- [Objective]
Gather each line in the entries that includes the string "glyph".

- [Data for this exercise]
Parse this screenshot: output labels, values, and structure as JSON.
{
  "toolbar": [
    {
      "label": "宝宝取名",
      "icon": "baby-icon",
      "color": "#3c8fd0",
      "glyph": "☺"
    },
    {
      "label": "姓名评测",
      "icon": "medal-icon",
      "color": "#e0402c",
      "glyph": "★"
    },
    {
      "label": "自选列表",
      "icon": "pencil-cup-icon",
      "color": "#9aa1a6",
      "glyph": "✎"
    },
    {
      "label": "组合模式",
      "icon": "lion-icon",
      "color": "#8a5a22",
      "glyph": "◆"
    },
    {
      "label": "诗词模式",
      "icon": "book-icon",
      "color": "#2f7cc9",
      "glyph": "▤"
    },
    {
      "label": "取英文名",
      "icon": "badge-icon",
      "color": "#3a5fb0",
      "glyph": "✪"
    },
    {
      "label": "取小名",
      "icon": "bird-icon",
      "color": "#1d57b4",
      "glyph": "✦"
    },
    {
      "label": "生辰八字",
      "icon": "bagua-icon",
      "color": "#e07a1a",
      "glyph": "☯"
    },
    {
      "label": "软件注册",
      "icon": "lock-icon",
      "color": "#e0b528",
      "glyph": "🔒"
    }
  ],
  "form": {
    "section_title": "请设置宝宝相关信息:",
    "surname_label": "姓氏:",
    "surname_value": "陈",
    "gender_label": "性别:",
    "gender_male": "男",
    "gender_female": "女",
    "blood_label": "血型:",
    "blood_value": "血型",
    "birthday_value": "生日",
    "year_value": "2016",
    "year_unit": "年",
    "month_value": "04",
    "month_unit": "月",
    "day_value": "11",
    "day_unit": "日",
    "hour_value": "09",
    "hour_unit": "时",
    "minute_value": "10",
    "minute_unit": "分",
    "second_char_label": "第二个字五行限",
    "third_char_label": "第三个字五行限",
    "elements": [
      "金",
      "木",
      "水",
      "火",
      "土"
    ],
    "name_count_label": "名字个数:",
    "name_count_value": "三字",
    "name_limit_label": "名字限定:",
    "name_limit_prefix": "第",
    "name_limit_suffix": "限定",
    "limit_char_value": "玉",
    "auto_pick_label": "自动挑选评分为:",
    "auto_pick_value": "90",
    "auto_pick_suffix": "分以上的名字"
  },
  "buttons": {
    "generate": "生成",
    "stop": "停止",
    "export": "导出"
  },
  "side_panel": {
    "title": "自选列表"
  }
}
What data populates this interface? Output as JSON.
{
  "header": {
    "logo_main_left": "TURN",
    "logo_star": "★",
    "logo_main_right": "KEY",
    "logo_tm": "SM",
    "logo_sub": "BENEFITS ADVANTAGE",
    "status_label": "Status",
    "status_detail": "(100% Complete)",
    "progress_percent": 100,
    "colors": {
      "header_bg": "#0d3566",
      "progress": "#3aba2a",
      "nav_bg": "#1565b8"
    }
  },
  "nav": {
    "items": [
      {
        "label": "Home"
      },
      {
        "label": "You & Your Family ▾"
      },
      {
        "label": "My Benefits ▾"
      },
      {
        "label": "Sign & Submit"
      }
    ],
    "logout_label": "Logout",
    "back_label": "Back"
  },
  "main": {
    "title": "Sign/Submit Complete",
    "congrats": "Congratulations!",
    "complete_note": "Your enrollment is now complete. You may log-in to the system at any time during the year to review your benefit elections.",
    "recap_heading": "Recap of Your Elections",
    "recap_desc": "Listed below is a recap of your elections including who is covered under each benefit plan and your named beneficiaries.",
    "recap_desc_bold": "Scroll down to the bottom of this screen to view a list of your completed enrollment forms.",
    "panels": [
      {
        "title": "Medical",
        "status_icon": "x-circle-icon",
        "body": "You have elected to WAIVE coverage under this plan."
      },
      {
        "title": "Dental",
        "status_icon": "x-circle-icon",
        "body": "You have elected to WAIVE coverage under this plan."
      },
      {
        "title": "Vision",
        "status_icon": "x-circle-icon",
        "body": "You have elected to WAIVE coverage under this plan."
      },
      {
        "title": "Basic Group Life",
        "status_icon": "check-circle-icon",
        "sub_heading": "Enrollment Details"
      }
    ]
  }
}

- [Result of this task]
      "glyph": "☺"
      "glyph": "★"
      "glyph": "✎"
      "glyph": "◆"
      "glyph": "▤"
      "glyph": "✪"
      "glyph": "✦"
      "glyph": "☯"
      "glyph": "🔒"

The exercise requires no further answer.